*STATED EXERCISE*:
Repeat the full listing below verbatim and keep the images out.

*DATASET RECORDS*:

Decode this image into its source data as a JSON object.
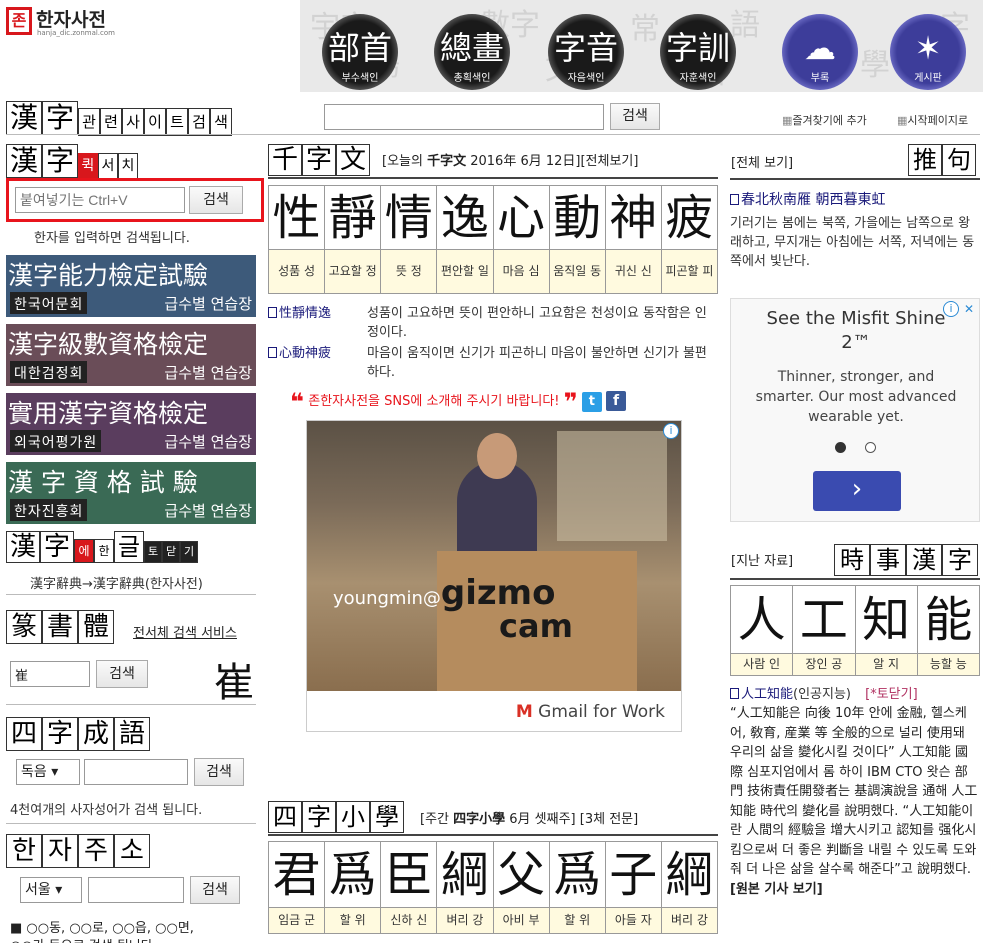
{
  "site": {
    "logo_mark": "존",
    "name": "한자사전",
    "url": "hanja_dic.zonmal.com"
  },
  "nav": [
    {
      "glyph": "部首",
      "caption": "부수색인"
    },
    {
      "glyph": "總畫",
      "caption": "총획색인"
    },
    {
      "glyph": "字音",
      "caption": "자음색인"
    },
    {
      "glyph": "字訓",
      "caption": "자훈색인"
    },
    {
      "glyph": "",
      "caption": "부록"
    },
    {
      "glyph": "",
      "caption": "게시판"
    }
  ],
  "related_search": {
    "tiles_big": [
      "漢",
      "字"
    ],
    "tiles_small": [
      "관",
      "련",
      "사",
      "이",
      "트",
      "검",
      "색"
    ],
    "button": "검색",
    "bookmark": "즐겨찾기에 추가",
    "homepage": "시작페이지로"
  },
  "quick": {
    "tiles": [
      "漢",
      "字"
    ],
    "red": "퀵",
    "small": [
      "서",
      "치"
    ],
    "placeholder": "붙여넣기는 Ctrl+V",
    "button": "검색",
    "help": "한자를 입력하면 검색됩니다."
  },
  "exams": [
    {
      "title": "漢字能力檢定試驗",
      "org": "한국어문회",
      "link": "급수별 연습장",
      "color": "#3d5a7a"
    },
    {
      "title": "漢字級數資格檢定",
      "org": "대한검정회",
      "link": "급수별 연습장",
      "color": "#6a4d58"
    },
    {
      "title": "實用漢字資格檢定",
      "org": "외국어평가원",
      "link": "급수별 연습장",
      "color": "#5a3d5e"
    },
    {
      "title": "漢 字 資 格 試 驗",
      "org": "한자진흥회",
      "link": "급수별 연습장",
      "color": "#3a6a55"
    }
  ],
  "dict_promo": {
    "tiles": [
      "漢",
      "字"
    ],
    "small": [
      "에",
      "한"
    ],
    "tail_tile": "글",
    "tail_small": [
      "토",
      "닫",
      "기"
    ],
    "caption": "漢字辭典→漢字辭典(한자사전)"
  },
  "seal": {
    "tiles": [
      "篆",
      "書",
      "體"
    ],
    "label": "전서체 검색 서비스",
    "value": "崔",
    "button": "검색",
    "preview": "崔"
  },
  "idiom": {
    "tiles": [
      "四",
      "字",
      "成",
      "語"
    ],
    "select": "독음 ▾",
    "button": "검색",
    "help": "4천여개의 사자성어가 검색 됩니다."
  },
  "address": {
    "tiles": [
      "한",
      "자",
      "주",
      "소"
    ],
    "select": "서울 ▾",
    "button": "검색",
    "help": "■ ○○동, ○○로, ○○읍, ○○면,",
    "help2": "○○가 등으로 검색 됩니다."
  },
  "thousand": {
    "tiles": [
      "千",
      "字",
      "文"
    ],
    "header_pre": "[오늘의 ",
    "header_bold": "千字文",
    "header_date": " 2016年 6月 12日]",
    "header_link": "[전체보기]",
    "chars": [
      "性",
      "靜",
      "情",
      "逸",
      "心",
      "動",
      "神",
      "疲"
    ],
    "means": [
      "성품 성",
      "고요할 정",
      "뜻 정",
      "편안할 일",
      "마음 심",
      "움직일 동",
      "귀신 신",
      "피곤할 피"
    ],
    "verses": [
      {
        "phrase": "性靜情逸",
        "text": "성품이 고요하면 뜻이 편안하니 고요함은 천성이요 동작함은 인정이다."
      },
      {
        "phrase": "心動神疲",
        "text": "마음이 움직이면 신기가 피곤하니 마음이 불안하면 신기가 불편하다."
      }
    ]
  },
  "sns": {
    "open": "❝",
    "text": "존한자사전을 SNS에 소개해 주시기 바랍니다!",
    "close": "❞",
    "t": "t",
    "f": "f"
  },
  "ad_center": {
    "info": "i",
    "brand1": "youngmin@",
    "brand2": "gizmo",
    "brand3": "cam",
    "footer": "Gmail for Work",
    "m": "M"
  },
  "sohak": {
    "tiles": [
      "四",
      "字",
      "小",
      "學"
    ],
    "header_pre": "[주간 ",
    "header_bold": "四字小學",
    "header_rest": " 6月 셋째주]",
    "header_link": "[3체 전문]",
    "chars": [
      "君",
      "爲",
      "臣",
      "綱",
      "父",
      "爲",
      "子",
      "綱"
    ],
    "means": [
      "임금 군",
      "할 위",
      "신하 신",
      "벼리 강",
      "아비 부",
      "할 위",
      "아들 자",
      "벼리 강"
    ]
  },
  "right_top": {
    "link": "[전체 보기]",
    "tiles": [
      "推",
      "句"
    ],
    "phrase": "春北秋南雁 朝西暮東虹",
    "text": "기러기는 봄에는 북쪽, 가을에는 남쪽으로 왕래하고, 무지개는 아침에는 서쪽, 저녁에는 동쪽에서 빛난다."
  },
  "ad_right": {
    "title": "See the Misfit Shine 2™",
    "body": "Thinner, stronger, and smarter. Our most advanced wearable yet.",
    "arrow": "›",
    "info": "i",
    "close": "✕"
  },
  "news": {
    "link": "[지난 자료]",
    "tiles": [
      "時",
      "事",
      "漢",
      "字"
    ],
    "chars": [
      "人",
      "工",
      "知",
      "能"
    ],
    "means": [
      "사람 인",
      "장인 공",
      "알 지",
      "능할 능"
    ],
    "headline": "人工知能",
    "headline_reading": "(인공지능)",
    "toggle": "[*토닫기]",
    "body": "“人工知能은 向後 10年 안에 金融, 헬스케어, 敎育, 産業 等 全般的으로 널리 使用돼 우리의 삶을 變化시킬 것이다” 人工知能 國際 심포지엄에서 롬 하이 IBM CTO 왓슨 部門 技術責任開發者는 基調演說을 通해 人工知能 時代의 變化를 說明했다. “人工知能이란 人間의 經驗을 增大시키고 認知를 强化시킴으로써 더 좋은 判斷을 내릴 수 있도록 도와줘 더 나은 삶을 살수록 해준다”고 說明했다.",
    "more": "[원본 기사 보기]"
  }
}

*ANSWER*:
Decode this image into its source data as a JSON object.
{
  "site": {
    "logo_mark": "존",
    "name": "한자사전",
    "url": "hanja_dic.zonmal.com"
  },
  "nav": [
    {
      "glyph": "部首",
      "caption": "부수색인"
    },
    {
      "glyph": "總畫",
      "caption": "총획색인"
    },
    {
      "glyph": "字音",
      "caption": "자음색인"
    },
    {
      "glyph": "字訓",
      "caption": "자훈색인"
    },
    {
      "glyph": "",
      "caption": "부록"
    },
    {
      "glyph": "",
      "caption": "게시판"
    }
  ],
  "related_search": {
    "tiles_big": [
      "漢",
      "字"
    ],
    "tiles_small": [
      "관",
      "련",
      "사",
      "이",
      "트",
      "검",
      "색"
    ],
    "button": "검색",
    "bookmark": "즐겨찾기에 추가",
    "homepage": "시작페이지로"
  },
  "quick": {
    "tiles": [
      "漢",
      "字"
    ],
    "red": "퀵",
    "small": [
      "서",
      "치"
    ],
    "placeholder": "붙여넣기는 Ctrl+V",
    "button": "검색",
    "help": "한자를 입력하면 검색됩니다."
  },
  "exams": [
    {
      "title": "漢字能力檢定試驗",
      "org": "한국어문회",
      "link": "급수별 연습장",
      "color": "#3d5a7a"
    },
    {
      "title": "漢字級數資格檢定",
      "org": "대한검정회",
      "link": "급수별 연습장",
      "color": "#6a4d58"
    },
    {
      "title": "實用漢字資格檢定",
      "org": "외국어평가원",
      "link": "급수별 연습장",
      "color": "#5a3d5e"
    },
    {
      "title": "漢 字 資 格 試 驗",
      "org": "한자진흥회",
      "link": "급수별 연습장",
      "color": "#3a6a55"
    }
  ],
  "dict_promo": {
    "tiles": [
      "漢",
      "字"
    ],
    "small": [
      "에",
      "한"
    ],
    "tail_tile": "글",
    "tail_small": [
      "토",
      "닫",
      "기"
    ],
    "caption": "漢字辭典→漢字辭典(한자사전)"
  },
  "seal": {
    "tiles": [
      "篆",
      "書",
      "體"
    ],
    "label": "전서체 검색 서비스",
    "value": "崔",
    "button": "검색",
    "preview": "崔"
  },
  "idiom": {
    "tiles": [
      "四",
      "字",
      "成",
      "語"
    ],
    "select": "독음 ▾",
    "button": "검색",
    "help": "4천여개의 사자성어가 검색 됩니다."
  },
  "address": {
    "tiles": [
      "한",
      "자",
      "주",
      "소"
    ],
    "select": "서울 ▾",
    "button": "검색",
    "help": "■ ○○동, ○○로, ○○읍, ○○면,",
    "help2": "○○가 등으로 검색 됩니다."
  },
  "thousand": {
    "tiles": [
      "千",
      "字",
      "文"
    ],
    "header_pre": "[오늘의 ",
    "header_bold": "千字文",
    "header_date": " 2016年 6月 12日]",
    "header_link": "[전체보기]",
    "chars": [
      "性",
      "靜",
      "情",
      "逸",
      "心",
      "動",
      "神",
      "疲"
    ],
    "means": [
      "성품 성",
      "고요할 정",
      "뜻 정",
      "편안할 일",
      "마음 심",
      "움직일 동",
      "귀신 신",
      "피곤할 피"
    ],
    "verses": [
      {
        "phrase": "性靜情逸",
        "text": "성품이 고요하면 뜻이 편안하니 고요함은 천성이요 동작함은 인정이다."
      },
      {
        "phrase": "心動神疲",
        "text": "마음이 움직이면 신기가 피곤하니 마음이 불안하면 신기가 불편하다."
      }
    ]
  },
  "sns": {
    "open": "❝",
    "text": "존한자사전을 SNS에 소개해 주시기 바랍니다!",
    "close": "❞",
    "t": "t",
    "f": "f"
  },
  "ad_center": {
    "info": "i",
    "brand1": "youngmin@",
    "brand2": "gizmo",
    "brand3": "cam",
    "footer": "Gmail for Work",
    "m": "M"
  },
  "sohak": {
    "tiles": [
      "四",
      "字",
      "小",
      "學"
    ],
    "header_pre": "[주간 ",
    "header_bold": "四字小學",
    "header_rest": " 6月 셋째주]",
    "header_link": "[3체 전문]",
    "chars": [
      "君",
      "爲",
      "臣",
      "綱",
      "父",
      "爲",
      "子",
      "綱"
    ],
    "means": [
      "임금 군",
      "할 위",
      "신하 신",
      "벼리 강",
      "아비 부",
      "할 위",
      "아들 자",
      "벼리 강"
    ]
  },
  "right_top": {
    "link": "[전체 보기]",
    "tiles": [
      "推",
      "句"
    ],
    "phrase": "春北秋南雁 朝西暮東虹",
    "text": "기러기는 봄에는 북쪽, 가을에는 남쪽으로 왕래하고, 무지개는 아침에는 서쪽, 저녁에는 동쪽에서 빛난다."
  },
  "ad_right": {
    "title": "See the Misfit Shine 2™",
    "body": "Thinner, stronger, and smarter. Our most advanced wearable yet.",
    "arrow": "›",
    "info": "i",
    "close": "✕"
  },
  "news": {
    "link": "[지난 자료]",
    "tiles": [
      "時",
      "事",
      "漢",
      "字"
    ],
    "chars": [
      "人",
      "工",
      "知",
      "能"
    ],
    "means": [
      "사람 인",
      "장인 공",
      "알 지",
      "능할 능"
    ],
    "headline": "人工知能",
    "headline_reading": "(인공지능)",
    "toggle": "[*토닫기]",
    "body": "“人工知能은 向後 10年 안에 金融, 헬스케어, 敎育, 産業 等 全般的으로 널리 使用돼 우리의 삶을 變化시킬 것이다” 人工知能 國際 심포지엄에서 롬 하이 IBM CTO 왓슨 部門 技術責任開發者는 基調演說을 通해 人工知能 時代의 變化를 說明했다. “人工知能이란 人間의 經驗을 增大시키고 認知를 强化시킴으로써 더 좋은 判斷을 내릴 수 있도록 도와줘 더 나은 삶을 살수록 해준다”고 說明했다.",
    "more": "[원본 기사 보기]"
  }
}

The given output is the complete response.